#### RECORDED DATA
----------------

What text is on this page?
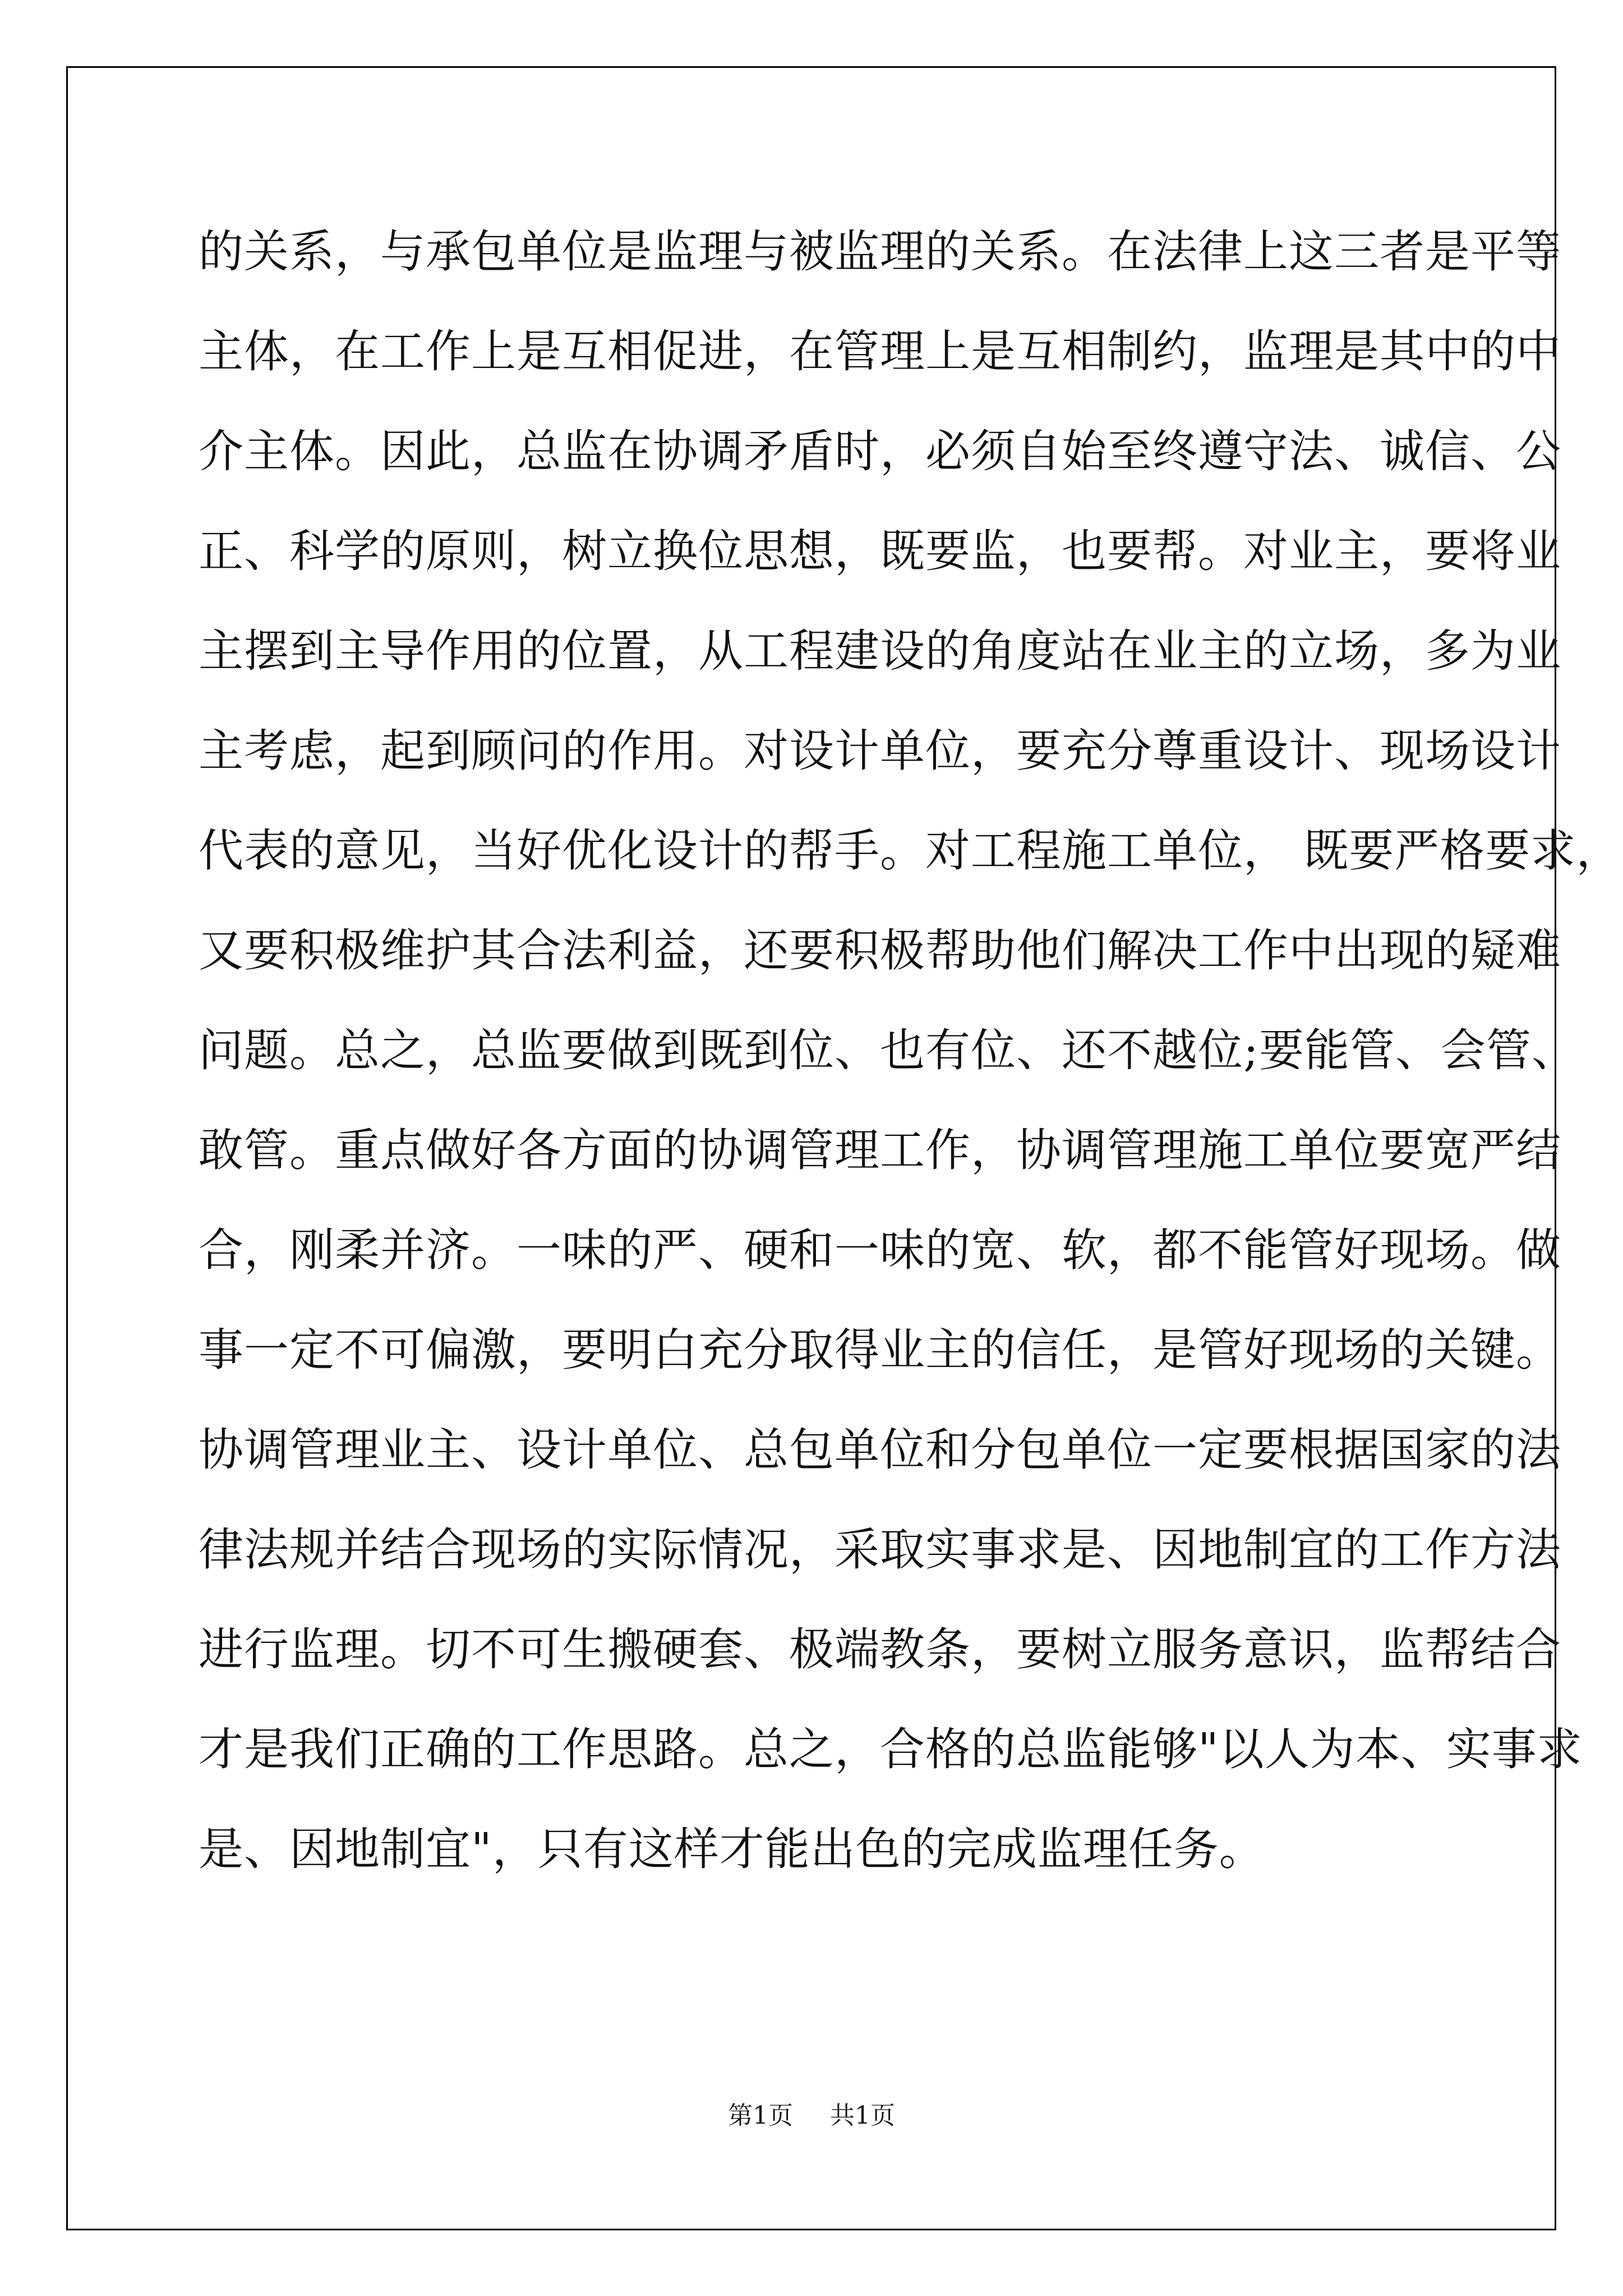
的关系，与承包单位是监理与被监理的关系。在法律上这三者是平等
主体，在工作上是互相促进，在管理上是互相制约，监理是其中的中
介主体。因此，总监在协调矛盾时，必须自始至终遵守法、诚信、公
正、科学的原则，树立换位思想，既要监，也要帮。对业主，要将业
主摆到主导作用的位置，从工程建设的角度站在业主的立场，多为业
主考虑，起到顾问的作用。对设计单位，要充分尊重设计、现场设计
代表的意见，当好优化设计的帮手。对工程施工单位， 既要严格要求，
又要积极维护其合法利益，还要积极帮助他们解决工作中出现的疑难
问题。总之，总监要做到既到位、也有位、还不越位;要能管、会管、
敢管。重点做好各方面的协调管理工作，协调管理施工单位要宽严结
合，刚柔并济。一味的严、硬和一味的宽、软，都不能管好现场。做
事一定不可偏激，要明白充分取得业主的信任，是管好现场的关键。
协调管理业主、设计单位、总包单位和分包单位一定要根据国家的法
律法规并结合现场的实际情况，采取实事求是、因地制宜的工作方法
进行监理。切不可生搬硬套、极端教条，要树立服务意识，监帮结合
才是我们正确的工作思路。总之，合格的总监能够"以人为本、实事求
是、因地制宜"，只有这样才能出色的完成监理任务。
第1页 共1页
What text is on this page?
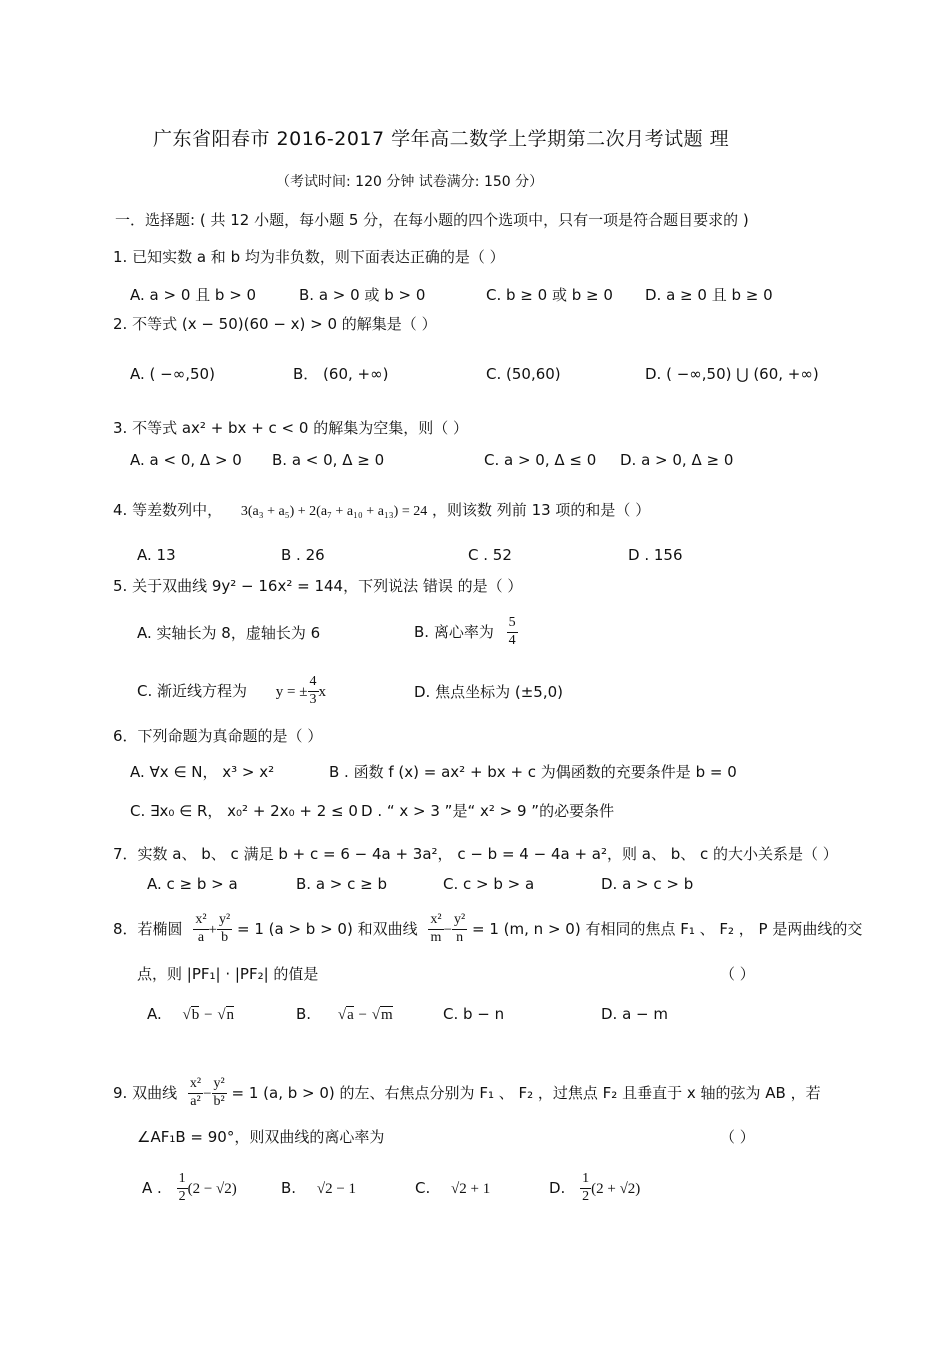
广东省阳春市 2016-2017 学年高二数学上学期第二次月考试题 理
（考试时间: 120 分钟 试卷满分: 150 分）
一．选择题: ( 共 12 小题，每小题 5 分，在每小题的四个选项中，只有一项是符合题目要求的 )
1. 已知实数 a 和 b 均为非负数，则下面表达正确的是（ ）
A. a > 0 且 b > 0	B. a > 0 或 b > 0	C. b ≥ 0 或 b ≥ 0 D. a ≥ 0 且 b ≥ 0
2. 不等式 (x − 50)(60 − x) > 0 的解集是（ ）
A. ( −∞,50)	B． (60, +∞)	C. (50,60)	D. ( −∞,50) ⋃ (60, +∞)
3. 不等式 ax² + bx + c < 0 的解集为空集，则（ ）
A. a < 0, Δ > 0 B. a < 0, Δ ≥ 0	C. a > 0, Δ ≤ 0 D. a > 0, Δ ≥ 0
4. 等差数列中， 3(a₃ + a₅) + 2(a₇ + a₁₀ + a₁₃) = 24 ，则该数 列前 13 项的和是（ ）
A. 13	B . 26	C . 52	D . 156
5. 关于双曲线 9y² − 16x² = 144，下列说法 错误 的是（ ）
A. 实轴长为 8，虚轴长为 6	B. 离心率为 $\frac{5}{4}$
C. 渐近线方程为 y = ± $\frac{4}{3}$ x	D. 焦点坐标为 (±5,0)
6．下列命题为真命题的是（ ）
A. ∀x ∈ N， x³ > x²	B . 函数 f (x) = ax² + bx + c 为偶函数的充要条件是 b = 0
C. ∃x₀ ∈ R， x₀² + 2x₀ + 2 ≤ 0 D . “ x > 3 ”是“ x² > 9 ”的必要条件
7．实数 a、 b、 c 满足 b + c = 6 − 4a + 3a²， c − b = 4 − 4a + a²，则 a、 b、 c 的大小关系是（ ）
A. c ≥ b > a	B. a > c ≥ b	C. c > b > a	D. a > c > b
8．若椭圆 $\frac{\text{x²}}{a} + \frac{\text{y²}}{b} = 1$ (a > b > 0) 和双曲线 $\frac{\text{x²}}{m} - \frac{\text{y²}}{n} = 1$ (m, n > 0) 有相同的焦点 F₁ 、 F₂ ， P 是两曲线的交
点，则 |PF₁| · |PF₂| 的值是	（ ）
A. √b − √n	B. √a − √m	C. b − n	D. a − m
9. 双曲线 $\frac{\text{x²}}{\text{a²}} - \frac{\text{y²}}{\text{b²}} = 1$ (a, b > 0) 的左、右焦点分别为 F₁ 、 F₂ ，过焦点 F₂ 且垂直于 x 轴的弦为 AB ，若
∠AF₁B = 90°，则双曲线的离心率为	（ ）
A . $\frac{1}{2} (2 - √2)$	B. √2 − 1	C. √2 + 1	D. $\frac{1}{2} (2 + √2)$
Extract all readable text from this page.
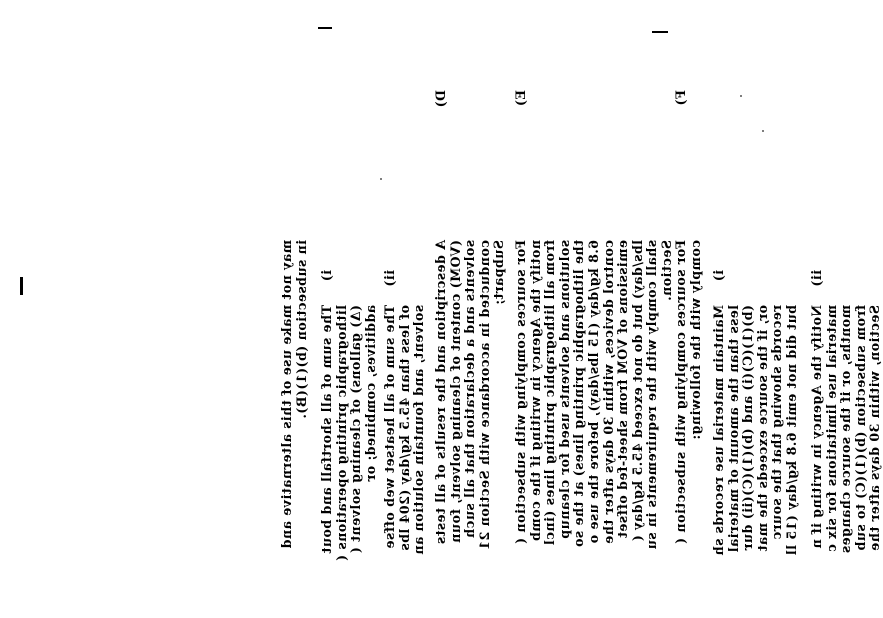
may not make use of this alternative and
in subsection (b)(1)(B).
i)
The sum of all shortfall and bout
lithographic printing operations (
(Δ) gallons) of cleaning solvent (
additives, combined; or
ii)
The sum of all heatset web offse
of less than 45.5 kg/day (204 lbs
solvent, and fountain solution an
D)
A description and the results of all tests
(VOM) content of cleaning solvent, foun
solvents and a declaration that all such
conducted in accordance with Section 21
Subpart;
E)
For sources complying with subsection (
notify the Agency in writing if the comb
from all lithographic printing lines (incl
solutions and solvents used for cleanup
the lithographic printing lines) at the so
6.8 kg/day (15 lbs/day), before the use o
control devices, within 30 days after the
emissions of VOM from sheet-fed offset
lbs/day) but do not exceed 45.5 kg/day (
shall comply with the requirements in su
Section.
F)
For sources complying with subsection (
comply with the following:
i)
Maintain material use records sh
less than the amount of material
(b)(1)(C)(i) and (b)(1)(C)(ii) dur
or, if the source exceeds the mat
records showing that the sourc
but did not emit 6.8 kg/day (15 ll
ii)
Notify the Agency in writing if n
material use limitations for six c
months, or if the source changes
from subsection (b)(1)(C) to sub
Section, within 30 days after the
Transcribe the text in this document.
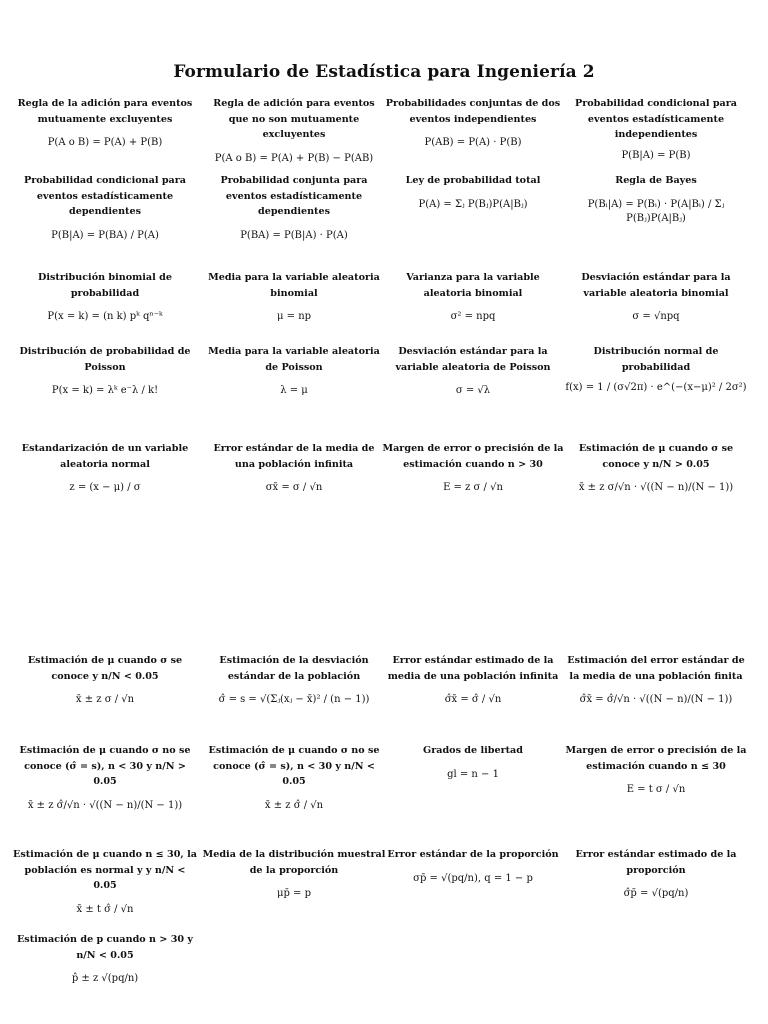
Formulario de Estadística para Ingeniería 2
Regla de la adición para eventos mutuamente excluyentes
P(A o B) = P(A) + P(B)
Regla de adición para eventos que no son mutuamente excluyentes
P(A o B) = P(A) + P(B) − P(AB)
Probabilidades conjuntas de dos eventos independientes
P(AB) = P(A) · P(B)
Probabilidad condicional para eventos estadísticamente independientes
P(B|A) = P(B)
Probabilidad condicional para eventos estadísticamente dependientes
P(B|A) = P(BA) / P(A)
Probabilidad conjunta para eventos estadísticamente dependientes
P(BA) = P(B|A) · P(A)
Ley de probabilidad total
P(A) = Σⱼ P(Bⱼ)P(A|Bⱼ)
Regla de Bayes
P(Bᵢ|A) = P(Bᵢ) · P(A|Bᵢ) / Σⱼ P(Bⱼ)P(A|Bⱼ)
Distribución binomial de probabilidad
P(x = k) = (n k) pᵏ qⁿ⁻ᵏ
Media para la variable aleatoria binomial
μ = np
Varianza para la variable aleatoria binomial
σ² = npq
Desviación estándar para la variable aleatoria binomial
σ = √npq
Distribución de probabilidad de Poisson
P(x = k) = λᵏ e⁻λ / k!
Media para la variable aleatoria de Poisson
λ = μ
Desviación estándar para la variable aleatoria de Poisson
σ = √λ
Distribución normal de probabilidad
f(x) = 1 / (σ√2π) · e^(−(x−μ)² / 2σ²)
Estandarización de un variable aleatoria normal
z = (x − μ) / σ
Error estándar de la media de una población infinita
σx̄ = σ / √n
Margen de error o precisión de la estimación cuando n > 30
E = z σ / √n
Estimación de μ cuando σ se conoce y n/N > 0.05
x̄ ± z σ/√n · √((N − n)/(N − 1))
Estimación de μ cuando σ se conoce y n/N < 0.05
x̄ ± z σ / √n
Estimación de la desviación estándar de la población
σ̂ = s = √(Σⱼ(xⱼ − x̄)² / (n − 1))
Error estándar estimado de la media de una población infinita
σ̂x̄ = σ̂ / √n
Estimación del error estándar de la media de una población finita
σ̂x̄ = σ̂/√n · √((N − n)/(N − 1))
Estimación de μ cuando σ no se conoce (σ̂ = s), n < 30 y n/N > 0.05
x̄ ± z σ̂/√n · √((N − n)/(N − 1))
Estimación de μ cuando σ no se conoce (σ̂ = s), n < 30 y n/N < 0.05
x̄ ± z σ̂ / √n
Grados de libertad
gl = n − 1
Margen de error o precisión de la estimación cuando n ≤ 30
E = t σ / √n
Estimación de μ cuando n ≤ 30, la población es normal y y n/N < 0.05
x̄ ± t σ̂ / √n
Media de la distribución muestral de la proporción
μp̄ = p
Error estándar de la proporción
σp̄ = √(pq/n), q = 1 − p
Error estándar estimado de la proporción
σ̂p̄ = √(pq/n)
Estimación de p cuando n > 30 y n/N < 0.05
p̂ ± z √(pq/n)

----------------

#### WORK REQUIRED
From the listing above, return each line with the word "lines".

#### SOLUTION FOR THIS EXERCISE
from all lithographic printing lines (incl
the lithographic printing lines) at the so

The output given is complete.